▶ [Records provided]:
================================

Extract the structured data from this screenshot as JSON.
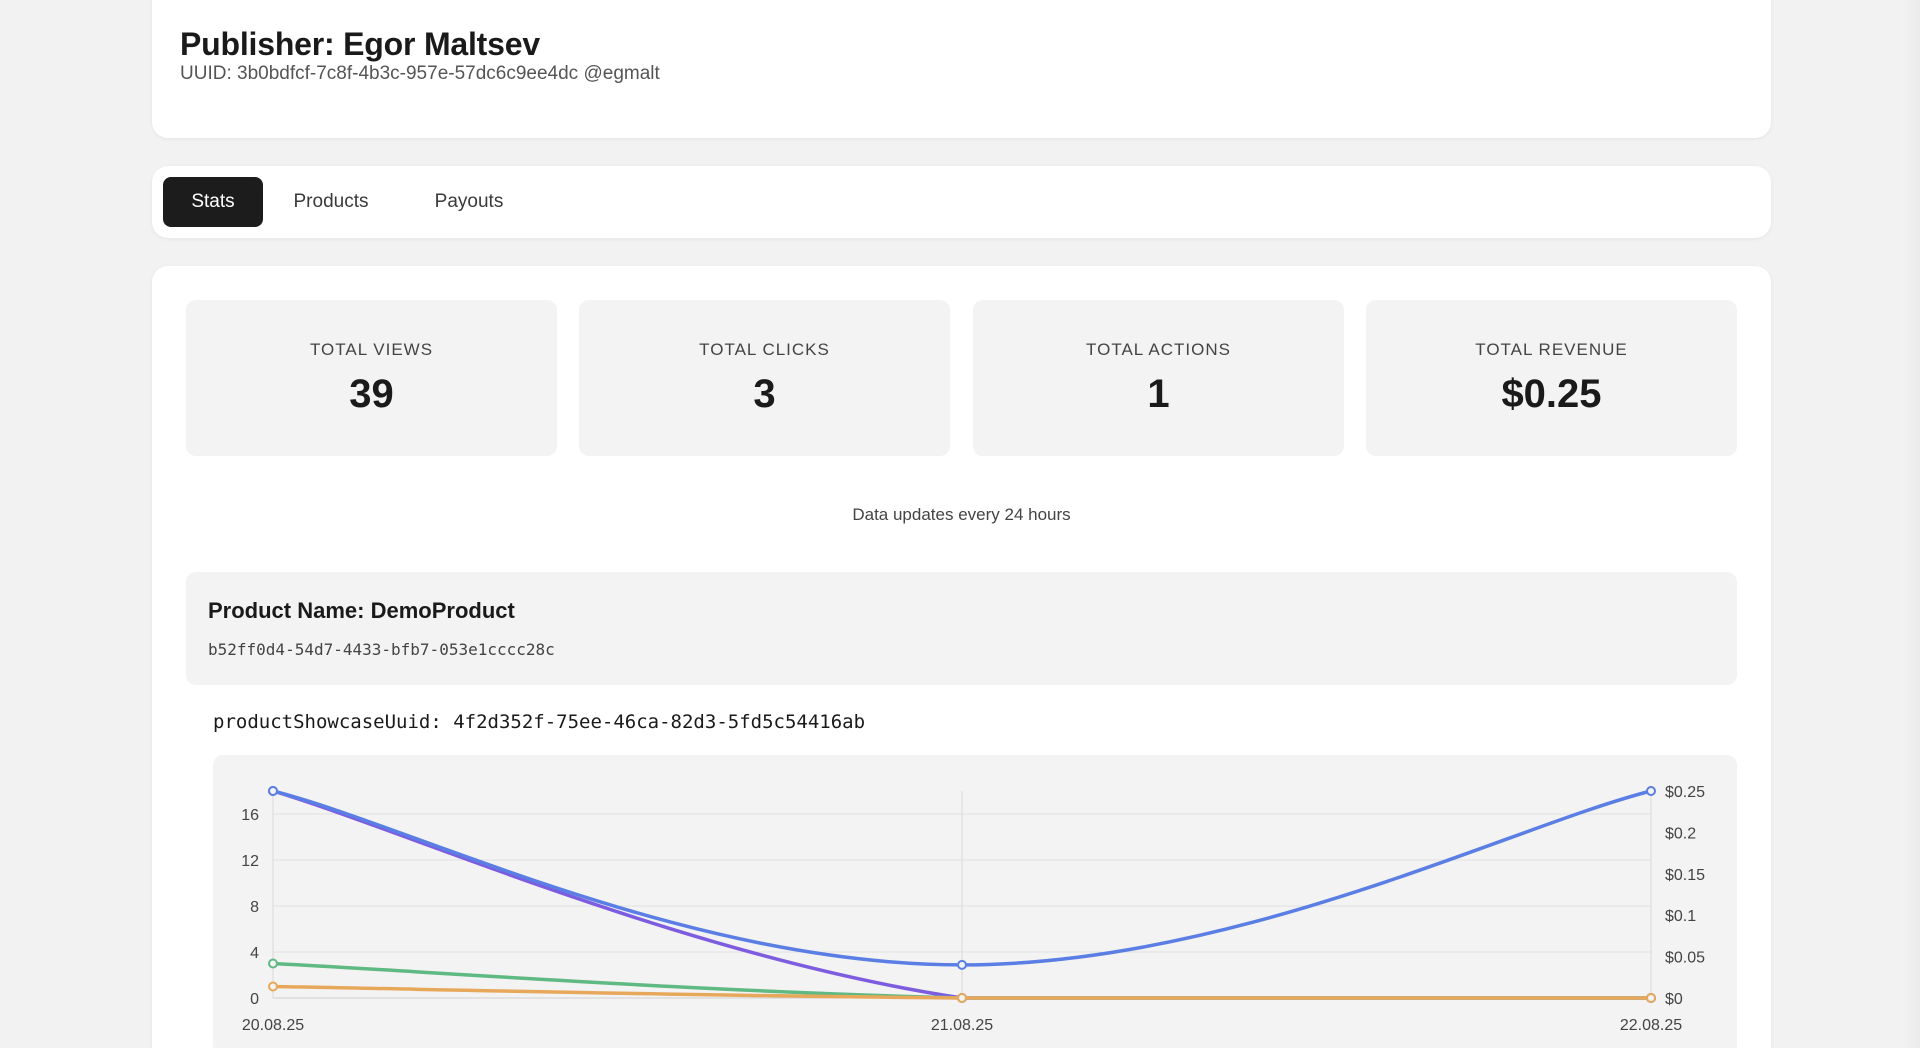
{
  "header": {
    "title": "Publisher: Egor Maltsev",
    "uuid_line": "UUID: 3b0bdfcf-7c8f-4b3c-957e-57dc6c9ee4dc @egmalt"
  },
  "tabs": [
    {
      "label": "Stats",
      "active": true
    },
    {
      "label": "Products",
      "active": false
    },
    {
      "label": "Payouts",
      "active": false
    }
  ],
  "stats": [
    {
      "label": "TOTAL VIEWS",
      "value": "39"
    },
    {
      "label": "TOTAL CLICKS",
      "value": "3"
    },
    {
      "label": "TOTAL ACTIONS",
      "value": "1"
    },
    {
      "label": "TOTAL REVENUE",
      "value": "$0.25"
    }
  ],
  "note": "Data updates every 24 hours",
  "product": {
    "name_line": "Product Name: DemoProduct",
    "uuid": "b52ff0d4-54d7-4433-bfb7-053e1cccc28c"
  },
  "showcase_line": "productShowcaseUuid: 4f2d352f-75ee-46ca-82d3-5fd5c54416ab",
  "colors": {
    "blue": "#5b7ee5",
    "purple": "#7d5ce0",
    "green": "#5fb982",
    "orange": "#e8a85c",
    "active_tab": "#1c1c1c"
  },
  "chart_data": {
    "type": "line",
    "x": [
      "20.08.25",
      "21.08.25",
      "22.08.25"
    ],
    "y_left_ticks": [
      "0",
      "4",
      "8",
      "12",
      "16"
    ],
    "y_left_range": [
      0,
      18
    ],
    "y_right_ticks": [
      "$0",
      "$0.05",
      "$0.1",
      "$0.15",
      "$0.2",
      "$0.25"
    ],
    "y_right_range": [
      0,
      0.25
    ],
    "grid": true,
    "series": [
      {
        "axis": "left",
        "color": "#7d5ce0",
        "values": [
          18,
          0,
          0
        ]
      },
      {
        "axis": "left",
        "color": "#5fb982",
        "values": [
          3,
          0,
          0
        ]
      },
      {
        "axis": "left",
        "color": "#e8a85c",
        "values": [
          1,
          0,
          0
        ]
      },
      {
        "axis": "right",
        "color": "#5b7ee5",
        "values": [
          0.25,
          0.04,
          0.25
        ]
      }
    ]
  }
}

================================

Retype all entries exactly as they appear, dropping the images.

Extract the structured data from this screenshot as JSON.
{
  "header": {
    "title": "Publisher: Egor Maltsev",
    "uuid_line": "UUID: 3b0bdfcf-7c8f-4b3c-957e-57dc6c9ee4dc @egmalt"
  },
  "tabs": [
    {
      "label": "Stats",
      "active": true
    },
    {
      "label": "Products",
      "active": false
    },
    {
      "label": "Payouts",
      "active": false
    }
  ],
  "stats": [
    {
      "label": "TOTAL VIEWS",
      "value": "39"
    },
    {
      "label": "TOTAL CLICKS",
      "value": "3"
    },
    {
      "label": "TOTAL ACTIONS",
      "value": "1"
    },
    {
      "label": "TOTAL REVENUE",
      "value": "$0.25"
    }
  ],
  "note": "Data updates every 24 hours",
  "product": {
    "name_line": "Product Name: DemoProduct",
    "uuid": "b52ff0d4-54d7-4433-bfb7-053e1cccc28c"
  },
  "showcase_line": "productShowcaseUuid: 4f2d352f-75ee-46ca-82d3-5fd5c54416ab",
  "colors": {
    "blue": "#5b7ee5",
    "purple": "#7d5ce0",
    "green": "#5fb982",
    "orange": "#e8a85c",
    "active_tab": "#1c1c1c"
  },
  "chart_data": {
    "type": "line",
    "x": [
      "20.08.25",
      "21.08.25",
      "22.08.25"
    ],
    "y_left_ticks": [
      "0",
      "4",
      "8",
      "12",
      "16"
    ],
    "y_left_range": [
      0,
      18
    ],
    "y_right_ticks": [
      "$0",
      "$0.05",
      "$0.1",
      "$0.15",
      "$0.2",
      "$0.25"
    ],
    "y_right_range": [
      0,
      0.25
    ],
    "grid": true,
    "series": [
      {
        "axis": "left",
        "color": "#7d5ce0",
        "values": [
          18,
          0,
          0
        ]
      },
      {
        "axis": "left",
        "color": "#5fb982",
        "values": [
          3,
          0,
          0
        ]
      },
      {
        "axis": "left",
        "color": "#e8a85c",
        "values": [
          1,
          0,
          0
        ]
      },
      {
        "axis": "right",
        "color": "#5b7ee5",
        "values": [
          0.25,
          0.04,
          0.25
        ]
      }
    ]
  }
}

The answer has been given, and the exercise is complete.